■ **Data tied to figure images**
#####
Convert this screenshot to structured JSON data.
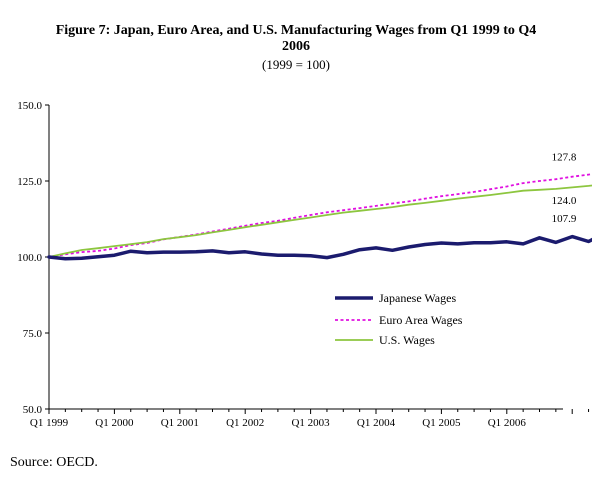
{
  "title_line1": "Figure 7: Japan, Euro Area, and U.S. Manufacturing Wages from Q1 1999 to Q4",
  "title_line2": "2006",
  "subtitle": "(1999 = 100)",
  "source": "Source: OECD.",
  "chart_data": {
    "type": "line",
    "title": "Figure 7: Japan, Euro Area, and U.S. Manufacturing Wages from Q1 1999 to Q4 2006",
    "subtitle": "(1999 = 100)",
    "xlabel": "",
    "ylabel": "",
    "ylim": [
      50,
      150
    ],
    "yticks": [
      "50.0",
      "75.0",
      "100.0",
      "125.0",
      "150.0"
    ],
    "xtick_labels": [
      "Q1 1999",
      "Q1 2000",
      "Q1 2001",
      "Q1 2002",
      "Q1 2003",
      "Q1 2004",
      "Q1 2005",
      "Q1 2006"
    ],
    "quarters_per_tick": 4,
    "grid": false,
    "legend_position": "center-right",
    "series": [
      {
        "name": "Japanese Wages",
        "color": "#1b1b6e",
        "style": "solid-thick",
        "end_label": "107.9",
        "values": [
          100.0,
          99.4,
          99.6,
          100.1,
          100.6,
          101.9,
          101.4,
          101.6,
          101.6,
          101.7,
          102.0,
          101.4,
          101.7,
          101.0,
          100.6,
          100.6,
          100.4,
          99.8,
          100.9,
          102.4,
          103.0,
          102.2,
          103.3,
          104.1,
          104.6,
          104.3,
          104.7,
          104.7,
          105.0,
          104.3,
          106.3,
          104.8,
          106.7,
          105.1,
          107.9
        ]
      },
      {
        "name": "Euro Area Wages",
        "color": "#e010e0",
        "style": "dotted",
        "end_label": "127.8",
        "values": [
          100.0,
          100.9,
          101.6,
          102.0,
          102.8,
          103.9,
          104.6,
          105.8,
          106.6,
          107.4,
          108.4,
          109.3,
          110.3,
          111.2,
          111.9,
          112.9,
          113.8,
          114.7,
          115.4,
          116.1,
          116.8,
          117.6,
          118.3,
          119.2,
          120.0,
          120.7,
          121.4,
          122.3,
          123.2,
          124.3,
          125.0,
          125.6,
          126.4,
          127.1,
          127.8
        ]
      },
      {
        "name": "U.S. Wages",
        "color": "#8dc63f",
        "style": "solid",
        "end_label": "124.0",
        "values": [
          100.0,
          101.2,
          102.3,
          102.9,
          103.6,
          104.2,
          104.9,
          105.9,
          106.5,
          107.2,
          108.1,
          108.9,
          109.8,
          110.6,
          111.4,
          112.2,
          113.0,
          113.8,
          114.6,
          115.2,
          115.8,
          116.4,
          117.2,
          117.8,
          118.5,
          119.2,
          119.8,
          120.4,
          121.1,
          121.8,
          122.1,
          122.4,
          122.9,
          123.4,
          124.0
        ]
      }
    ]
  }
}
#####
■ **Exercise prompt**
Scan the listing above and identify each line holding the string "Wages"; copy every such line.

■ **Solved exercise**
  "title_line1": "Figure 7: Japan, Euro Area, and U.S. Manufacturing Wages from Q1 1999 to Q4",
    "title": "Figure 7: Japan, Euro Area, and U.S. Manufacturing Wages from Q1 1999 to Q4 2006",
        "name": "Japanese Wages",
        "name": "Euro Area Wages",
        "name": "U.S. Wages",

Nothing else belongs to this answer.